| Task directions |
Give back each entry unchanged, minus pictures.

— BEGIN —

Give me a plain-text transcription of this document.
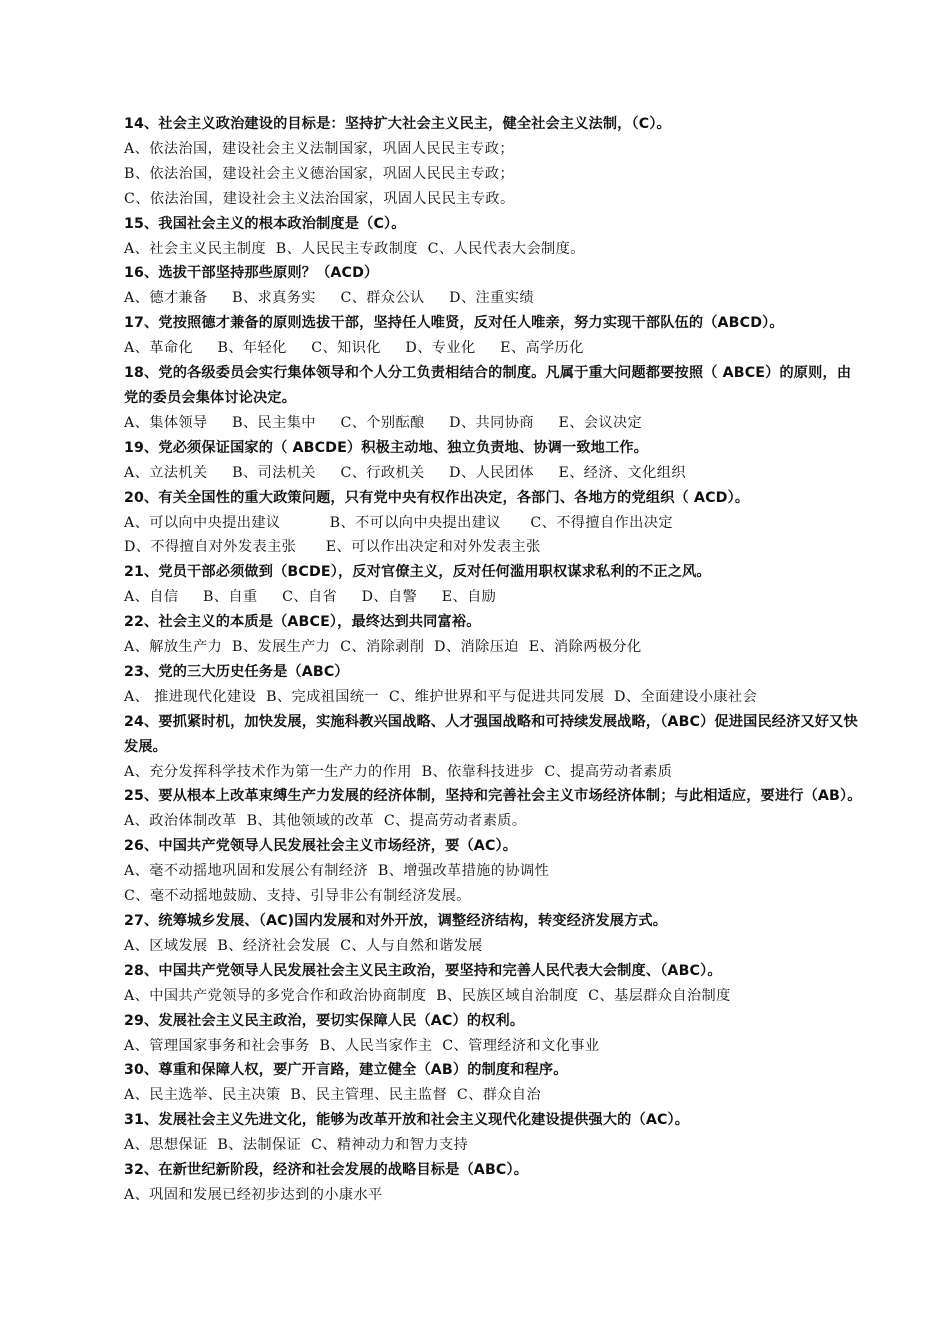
14、社会主义政治建设的目标是：坚持扩大社会主义民主，健全社会主义法制，（C）。
A、依法治国，建设社会主义法制国家，巩固人民民主专政；
B、依法治国，建设社会主义德治国家，巩固人民民主专政；
C、依法治国，建设社会主义法治国家，巩固人民民主专政。
15、我国社会主义的根本政治制度是（C）。
A、社会主义民主制度  B、人民民主专政制度  C、人民代表大会制度。
16、选拔干部坚持那些原则？（ACD）
A、德才兼备     B、求真务实     C、群众公认     D、注重实绩
17、党按照德才兼备的原则选拔干部，坚持任人唯贤，反对任人唯亲，努力实现干部队伍的（ABCD）。
A、革命化     B、年轻化     C、知识化     D、专业化     E、高学历化
18、党的各级委员会实行集体领导和个人分工负责相结合的制度。凡属于重大问题都要按照（ ABCE）的原则，由党的委员会集体讨论决定。
A、集体领导     B、民主集中     C、个别酝酿     D、共同协商     E、会议决定
19、党必须保证国家的（ ABCDE）积极主动地、独立负责地、协调一致地工作。
A、立法机关     B、司法机关     C、行政机关     D、人民团体     E、经济、文化组织
20、有关全国性的重大政策问题，只有党中央有权作出决定，各部门、各地方的党组织（ ACD）。
A、可以向中央提出建议          B、不可以向中央提出建议      C、不得擅自作出决定
D、不得擅自对外发表主张      E、可以作出决定和对外发表主张
21、党员干部必须做到（BCDE），反对官僚主义，反对任何滥用职权谋求私利的不正之风。
A、自信     B、自重     C、自省     D、自警     E、自励
22、社会主义的本质是（ABCE），最终达到共同富裕。
A、解放生产力  B、发展生产力  C、消除剥削  D、消除压迫  E、消除两极分化
23、党的三大历史任务是（ABC）
A、 推进现代化建设  B、完成祖国统一  C、维护世界和平与促进共同发展  D、全面建设小康社会
24、要抓紧时机，加快发展，实施科教兴国战略、人才强国战略和可持续发展战略，（ABC）促进国民经济又好又快发展。
A、充分发挥科学技术作为第一生产力的作用  B、依靠科技进步  C、提高劳动者素质
25、要从根本上改革束缚生产力发展的经济体制，坚持和完善社会主义市场经济体制；与此相适应，要进行（AB）。
A、政治体制改革  B、其他领域的改革  C、提高劳动者素质。
26、中国共产党领导人民发展社会主义市场经济，要（AC）。
A、毫不动摇地巩固和发展公有制经济  B、增强改革措施的协调性
C、毫不动摇地鼓励、支持、引导非公有制经济发展。
27、统筹城乡发展、（AC)国内发展和对外开放，调整经济结构，转变经济发展方式。
A、区域发展  B、经济社会发展  C、人与自然和谐发展
28、中国共产党领导人民发展社会主义民主政治，要坚持和完善人民代表大会制度、（ABC）。
A、中国共产党领导的多党合作和政治协商制度  B、民族区域自治制度  C、基层群众自治制度
29、发展社会主义民主政治，要切实保障人民（AC）的权利。
A、管理国家事务和社会事务  B、人民当家作主  C、管理经济和文化事业
30、尊重和保障人权，要广开言路，建立健全（AB）的制度和程序。
A、民主选举、民主决策  B、民主管理、民主监督  C、群众自治
31、发展社会主义先进文化，能够为改革开放和社会主义现代化建设提供强大的（AC）。
A、思想保证  B、法制保证  C、精神动力和智力支持
32、在新世纪新阶段，经济和社会发展的战略目标是（ABC）。
A、巩固和发展已经初步达到的小康水平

— END —

| Result |
Give me a plain-text transcription of this document.
14、社会主义政治建设的目标是：坚持扩大社会主义民主，健全社会主义法制，（C）。
A、依法治国，建设社会主义法制国家，巩固人民民主专政；
B、依法治国，建设社会主义德治国家，巩固人民民主专政；
C、依法治国，建设社会主义法治国家，巩固人民民主专政。
15、我国社会主义的根本政治制度是（C）。
A、社会主义民主制度  B、人民民主专政制度  C、人民代表大会制度。
16、选拔干部坚持那些原则？（ACD）
A、德才兼备     B、求真务实     C、群众公认     D、注重实绩
17、党按照德才兼备的原则选拔干部，坚持任人唯贤，反对任人唯亲，努力实现干部队伍的（ABCD）。
A、革命化     B、年轻化     C、知识化     D、专业化     E、高学历化
18、党的各级委员会实行集体领导和个人分工负责相结合的制度。凡属于重大问题都要按照（ ABCE）的原则，由党的委员会集体讨论决定。
A、集体领导     B、民主集中     C、个别酝酿     D、共同协商     E、会议决定
19、党必须保证国家的（ ABCDE）积极主动地、独立负责地、协调一致地工作。
A、立法机关     B、司法机关     C、行政机关     D、人民团体     E、经济、文化组织
20、有关全国性的重大政策问题，只有党中央有权作出决定，各部门、各地方的党组织（ ACD）。
A、可以向中央提出建议          B、不可以向中央提出建议      C、不得擅自作出决定
D、不得擅自对外发表主张      E、可以作出决定和对外发表主张
21、党员干部必须做到（BCDE），反对官僚主义，反对任何滥用职权谋求私利的不正之风。
A、自信     B、自重     C、自省     D、自警     E、自励
22、社会主义的本质是（ABCE），最终达到共同富裕。
A、解放生产力  B、发展生产力  C、消除剥削  D、消除压迫  E、消除两极分化
23、党的三大历史任务是（ABC）
A、 推进现代化建设  B、完成祖国统一  C、维护世界和平与促进共同发展  D、全面建设小康社会
24、要抓紧时机，加快发展，实施科教兴国战略、人才强国战略和可持续发展战略，（ABC）促进国民经济又好又快发展。
A、充分发挥科学技术作为第一生产力的作用  B、依靠科技进步  C、提高劳动者素质
25、要从根本上改革束缚生产力发展的经济体制，坚持和完善社会主义市场经济体制；与此相适应，要进行（AB）。
A、政治体制改革  B、其他领域的改革  C、提高劳动者素质。
26、中国共产党领导人民发展社会主义市场经济，要（AC）。
A、毫不动摇地巩固和发展公有制经济  B、增强改革措施的协调性
C、毫不动摇地鼓励、支持、引导非公有制经济发展。
27、统筹城乡发展、（AC)国内发展和对外开放，调整经济结构，转变经济发展方式。
A、区域发展  B、经济社会发展  C、人与自然和谐发展
28、中国共产党领导人民发展社会主义民主政治，要坚持和完善人民代表大会制度、（ABC）。
A、中国共产党领导的多党合作和政治协商制度  B、民族区域自治制度  C、基层群众自治制度
29、发展社会主义民主政治，要切实保障人民（AC）的权利。
A、管理国家事务和社会事务  B、人民当家作主  C、管理经济和文化事业
30、尊重和保障人权，要广开言路，建立健全（AB）的制度和程序。
A、民主选举、民主决策  B、民主管理、民主监督  C、群众自治
31、发展社会主义先进文化，能够为改革开放和社会主义现代化建设提供强大的（AC）。
A、思想保证  B、法制保证  C、精神动力和智力支持
32、在新世纪新阶段，经济和社会发展的战略目标是（ABC）。
A、巩固和发展已经初步达到的小康水平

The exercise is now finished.